Can you retype every record below exactly as written?

== INFORMATION PROVIDED ==

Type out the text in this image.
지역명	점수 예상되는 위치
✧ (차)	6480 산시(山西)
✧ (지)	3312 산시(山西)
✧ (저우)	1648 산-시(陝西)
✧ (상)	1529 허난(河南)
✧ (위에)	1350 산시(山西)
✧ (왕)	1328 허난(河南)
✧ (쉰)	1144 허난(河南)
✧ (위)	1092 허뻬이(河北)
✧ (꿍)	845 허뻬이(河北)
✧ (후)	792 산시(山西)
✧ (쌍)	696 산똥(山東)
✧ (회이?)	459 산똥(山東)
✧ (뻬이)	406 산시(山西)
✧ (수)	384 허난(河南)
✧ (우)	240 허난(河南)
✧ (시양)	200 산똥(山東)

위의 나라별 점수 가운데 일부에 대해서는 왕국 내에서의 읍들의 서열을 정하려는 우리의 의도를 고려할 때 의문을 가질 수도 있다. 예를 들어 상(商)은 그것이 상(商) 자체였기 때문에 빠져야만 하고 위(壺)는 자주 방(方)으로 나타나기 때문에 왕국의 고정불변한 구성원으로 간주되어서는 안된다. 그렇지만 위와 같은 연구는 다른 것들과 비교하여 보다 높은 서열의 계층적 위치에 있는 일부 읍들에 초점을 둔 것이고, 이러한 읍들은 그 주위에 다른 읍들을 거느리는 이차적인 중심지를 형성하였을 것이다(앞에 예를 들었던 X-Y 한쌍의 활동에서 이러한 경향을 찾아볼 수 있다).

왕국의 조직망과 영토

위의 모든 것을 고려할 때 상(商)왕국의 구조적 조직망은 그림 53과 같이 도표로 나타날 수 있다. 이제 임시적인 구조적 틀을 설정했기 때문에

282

===

■ EXERCISE OUTPUT
Type out the text in this image.
지역명	점수 예상되는 위치
✧ (차)	6480 산시(山西)
✧ (지)	3312 산시(山西)
✧ (저우)	1648 산-시(陝西)
✧ (상)	1529 허난(河南)
✧ (위에)	1350 산시(山西)
✧ (왕)	1328 허난(河南)
✧ (쉰)	1144 허난(河南)
✧ (위)	1092 허뻬이(河北)
✧ (꿍)	845 허뻬이(河北)
✧ (후)	792 산시(山西)
✧ (쌍)	696 산똥(山東)
✧ (회이?)	459 산똥(山東)
✧ (뻬이)	406 산시(山西)
✧ (수)	384 허난(河南)
✧ (우)	240 허난(河南)
✧ (시양)	200 산똥(山東)

위의 나라별 점수 가운데 일부에 대해서는 왕국 내에서의 읍들의 서열을 정하려는 우리의 의도를 고려할 때 의문을 가질 수도 있다. 예를 들어 상(商)은 그것이 상(商) 자체였기 때문에 빠져야만 하고 위(壺)는 자주 방(方)으로 나타나기 때문에 왕국의 고정불변한 구성원으로 간주되어서는 안된다. 그렇지만 위와 같은 연구는 다른 것들과 비교하여 보다 높은 서열의 계층적 위치에 있는 일부 읍들에 초점을 둔 것이고, 이러한 읍들은 그 주위에 다른 읍들을 거느리는 이차적인 중심지를 형성하였을 것이다(앞에 예를 들었던 X-Y 한쌍의 활동에서 이러한 경향을 찾아볼 수 있다).

왕국의 조직망과 영토

위의 모든 것을 고려할 때 상(商)왕국의 구조적 조직망은 그림 53과 같이 도표로 나타날 수 있다. 이제 임시적인 구조적 틀을 설정했기 때문에

282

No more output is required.